**Job**
Below are the records; locate each line with the word "telefono" and copy it.

* begin Given data *

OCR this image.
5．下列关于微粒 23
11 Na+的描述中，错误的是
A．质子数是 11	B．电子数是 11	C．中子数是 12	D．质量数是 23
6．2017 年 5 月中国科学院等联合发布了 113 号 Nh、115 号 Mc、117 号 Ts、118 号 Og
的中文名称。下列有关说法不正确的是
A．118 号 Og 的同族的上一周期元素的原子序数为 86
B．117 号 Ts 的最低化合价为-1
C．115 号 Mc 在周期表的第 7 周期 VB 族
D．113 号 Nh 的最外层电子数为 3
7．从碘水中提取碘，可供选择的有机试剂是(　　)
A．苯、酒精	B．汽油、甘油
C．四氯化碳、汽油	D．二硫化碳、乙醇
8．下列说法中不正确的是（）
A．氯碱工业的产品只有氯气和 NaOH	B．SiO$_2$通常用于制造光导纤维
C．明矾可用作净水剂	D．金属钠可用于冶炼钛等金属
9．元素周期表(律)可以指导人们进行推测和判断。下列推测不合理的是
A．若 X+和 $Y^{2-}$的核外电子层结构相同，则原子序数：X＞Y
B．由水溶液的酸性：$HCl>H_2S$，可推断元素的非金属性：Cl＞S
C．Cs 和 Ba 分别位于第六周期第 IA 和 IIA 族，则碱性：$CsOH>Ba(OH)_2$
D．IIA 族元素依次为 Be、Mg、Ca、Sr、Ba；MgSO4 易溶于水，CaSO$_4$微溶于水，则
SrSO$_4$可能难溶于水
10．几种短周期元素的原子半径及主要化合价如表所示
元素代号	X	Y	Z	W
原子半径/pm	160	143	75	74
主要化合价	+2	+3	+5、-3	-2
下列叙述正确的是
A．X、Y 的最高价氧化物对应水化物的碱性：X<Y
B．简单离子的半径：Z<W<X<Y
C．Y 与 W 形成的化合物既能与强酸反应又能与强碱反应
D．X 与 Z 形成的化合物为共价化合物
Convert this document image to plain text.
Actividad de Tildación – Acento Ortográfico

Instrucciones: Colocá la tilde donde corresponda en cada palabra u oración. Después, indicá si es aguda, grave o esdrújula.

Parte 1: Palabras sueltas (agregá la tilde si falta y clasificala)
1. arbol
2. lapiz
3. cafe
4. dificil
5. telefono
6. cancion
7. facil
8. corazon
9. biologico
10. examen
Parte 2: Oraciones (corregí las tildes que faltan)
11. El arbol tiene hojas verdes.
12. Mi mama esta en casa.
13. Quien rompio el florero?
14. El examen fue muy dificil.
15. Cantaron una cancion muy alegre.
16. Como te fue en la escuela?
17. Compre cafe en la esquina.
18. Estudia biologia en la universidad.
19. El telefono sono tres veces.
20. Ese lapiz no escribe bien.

* end Given data *

**Complete output**
5. telefono
19. El telefono sono tres veces.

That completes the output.